*Task details*. Scan the entries below and extract each line with the word "this" in it.

*Data records*.
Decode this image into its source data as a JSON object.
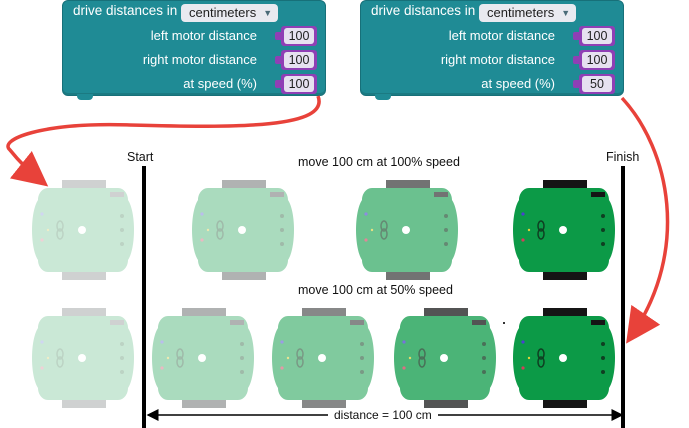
{
  "blocks": [
    {
      "title": "drive distances in",
      "unit": "centimeters",
      "rows": [
        {
          "label": "left motor distance",
          "value": "100"
        },
        {
          "label": "right motor distance",
          "value": "100"
        },
        {
          "label": "at speed (%)",
          "value": "100"
        }
      ]
    },
    {
      "title": "drive distances in",
      "unit": "centimeters",
      "rows": [
        {
          "label": "left motor distance",
          "value": "100"
        },
        {
          "label": "right motor distance",
          "value": "100"
        },
        {
          "label": "at speed (%)",
          "value": "50"
        }
      ]
    }
  ],
  "labels": {
    "start": "Start",
    "finish": "Finish",
    "row1_caption": "move 100 cm at 100% speed",
    "row2_caption": "move 100 cm at 50% speed",
    "distance": "distance = 100 cm"
  },
  "colors": {
    "block": "#1f8b95",
    "plug": "#8f3fb5",
    "arrow": "#e8423a",
    "robot_full": "#0c9a47",
    "robot_faded": "#dff1e6"
  },
  "robots": {
    "row1": [
      0.1,
      0.25,
      0.55,
      1.0
    ],
    "row2": [
      0.1,
      0.25,
      0.45,
      0.7,
      1.0
    ]
  }
}
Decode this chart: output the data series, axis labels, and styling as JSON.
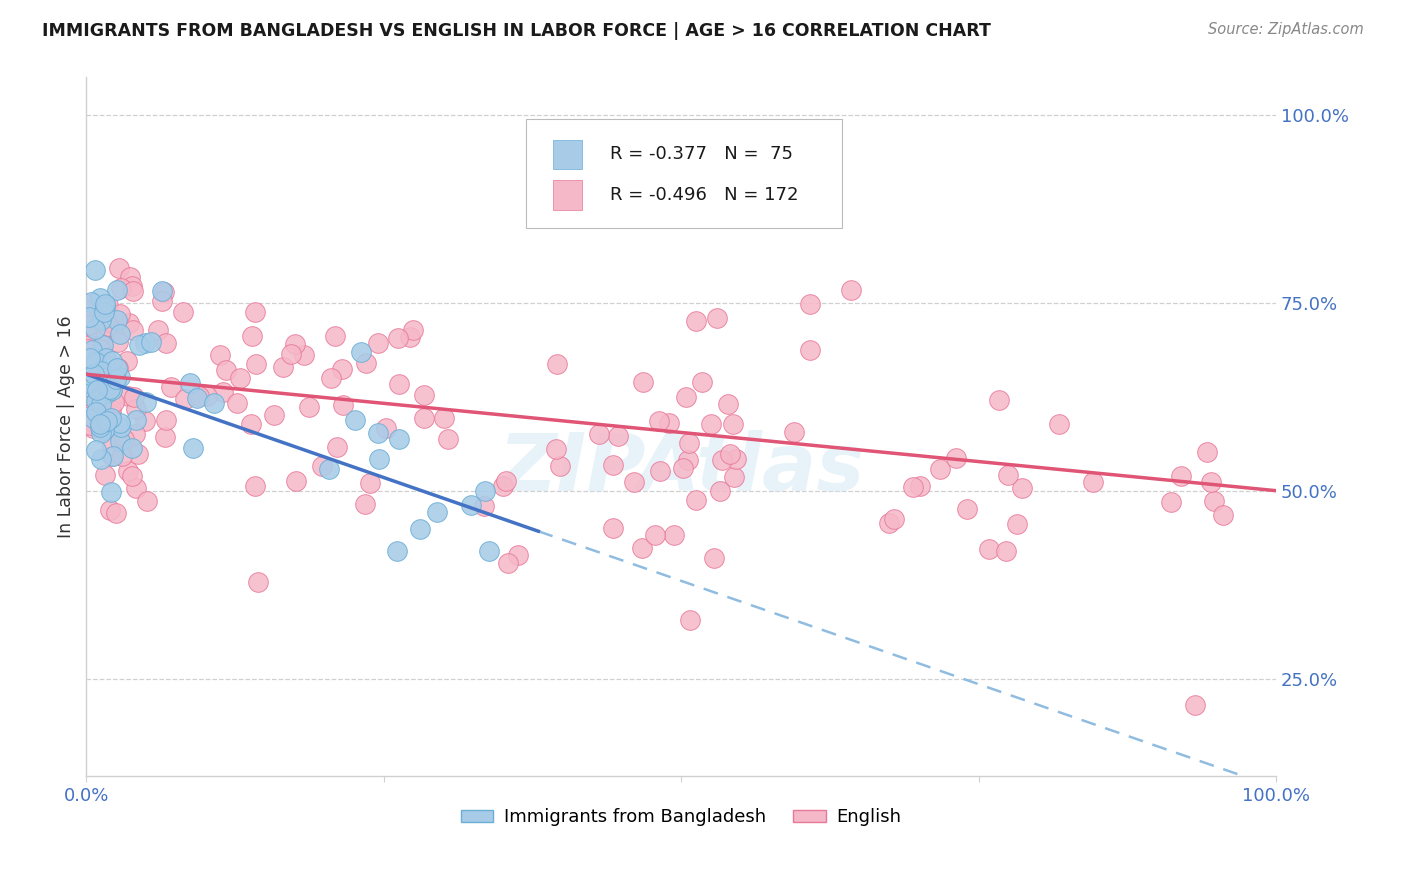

*Complete response*.
Decode this image into its source data as a JSON object.
Decode this chart: output the data series, axis labels, and styling as JSON.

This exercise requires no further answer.